Data entries:
○ ○ ○

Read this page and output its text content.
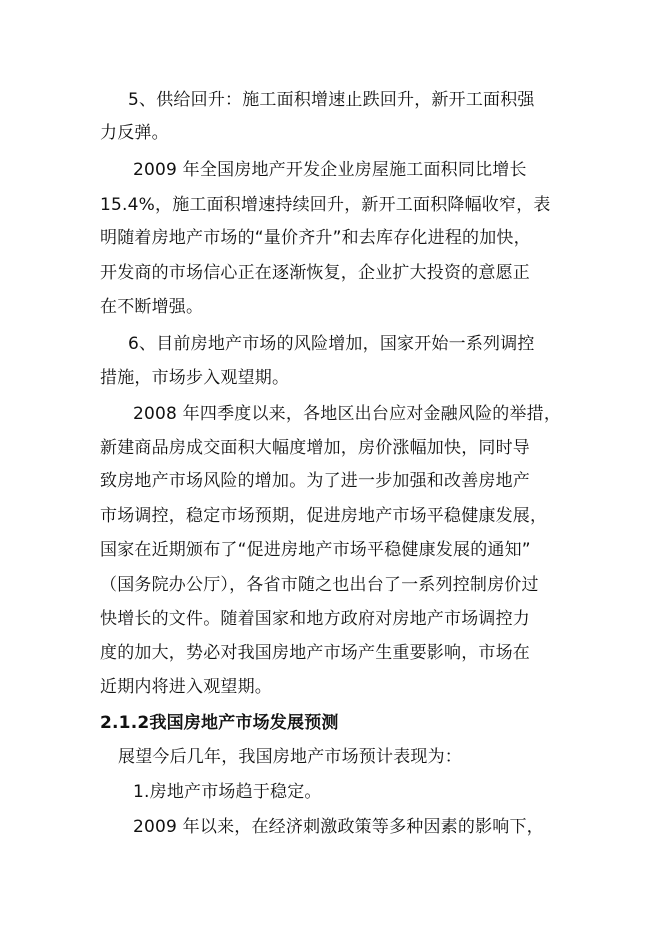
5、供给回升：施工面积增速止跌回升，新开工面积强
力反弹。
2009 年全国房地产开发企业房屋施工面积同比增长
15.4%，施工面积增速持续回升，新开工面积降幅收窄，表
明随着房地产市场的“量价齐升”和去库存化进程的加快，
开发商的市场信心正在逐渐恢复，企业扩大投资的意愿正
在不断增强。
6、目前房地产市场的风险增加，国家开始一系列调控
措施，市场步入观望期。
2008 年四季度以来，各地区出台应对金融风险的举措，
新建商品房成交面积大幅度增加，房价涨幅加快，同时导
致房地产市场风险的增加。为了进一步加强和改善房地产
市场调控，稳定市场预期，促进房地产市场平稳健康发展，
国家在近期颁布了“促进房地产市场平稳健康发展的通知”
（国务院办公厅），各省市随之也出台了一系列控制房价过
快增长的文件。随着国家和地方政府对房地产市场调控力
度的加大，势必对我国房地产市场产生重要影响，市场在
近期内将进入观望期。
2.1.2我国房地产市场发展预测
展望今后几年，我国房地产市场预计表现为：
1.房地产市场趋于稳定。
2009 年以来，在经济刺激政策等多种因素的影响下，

○ ○ ○

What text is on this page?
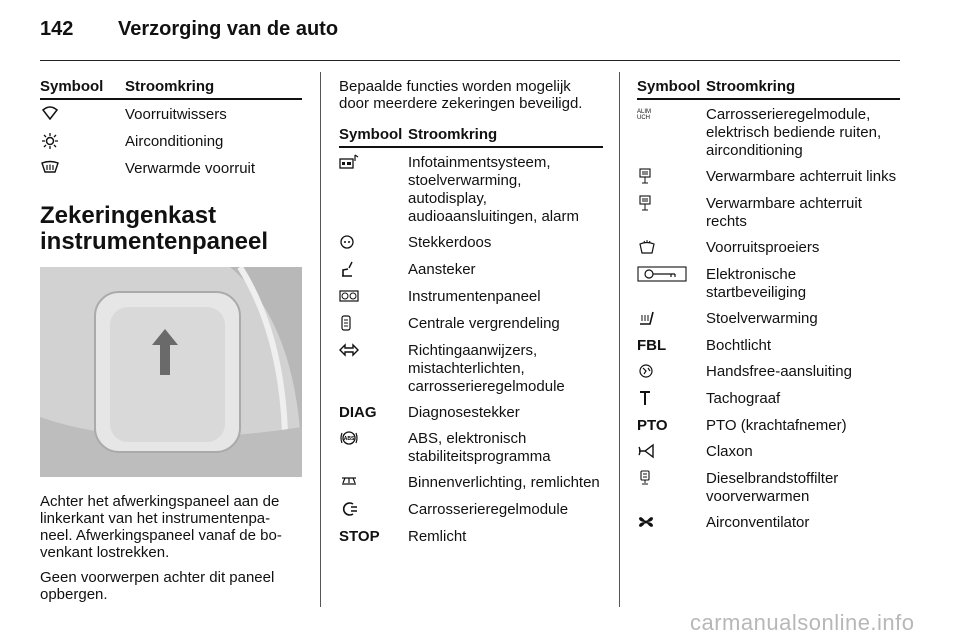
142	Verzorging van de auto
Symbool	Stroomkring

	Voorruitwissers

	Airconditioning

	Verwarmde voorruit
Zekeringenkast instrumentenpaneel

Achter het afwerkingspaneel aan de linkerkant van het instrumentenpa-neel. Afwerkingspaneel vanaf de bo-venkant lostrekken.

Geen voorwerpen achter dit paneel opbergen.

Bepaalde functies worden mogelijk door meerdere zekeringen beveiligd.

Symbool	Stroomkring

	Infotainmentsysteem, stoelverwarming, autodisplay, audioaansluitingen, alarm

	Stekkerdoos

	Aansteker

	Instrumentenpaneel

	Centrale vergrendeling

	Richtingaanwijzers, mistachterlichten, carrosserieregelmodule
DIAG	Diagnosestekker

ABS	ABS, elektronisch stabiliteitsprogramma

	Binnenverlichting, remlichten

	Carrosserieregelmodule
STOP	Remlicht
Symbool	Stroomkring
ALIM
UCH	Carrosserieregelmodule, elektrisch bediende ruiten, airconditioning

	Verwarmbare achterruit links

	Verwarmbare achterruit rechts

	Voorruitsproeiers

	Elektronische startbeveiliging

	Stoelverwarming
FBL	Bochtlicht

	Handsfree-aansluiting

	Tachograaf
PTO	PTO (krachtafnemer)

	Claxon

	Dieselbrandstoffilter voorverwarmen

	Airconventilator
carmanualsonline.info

○ ○ ○

• [Aim]: Which lines hold the word "Verwarmbare"? Copy all of them.

• [Result below]:
	Verwarmbare achterruit links
	Verwarmbare achterruit rechts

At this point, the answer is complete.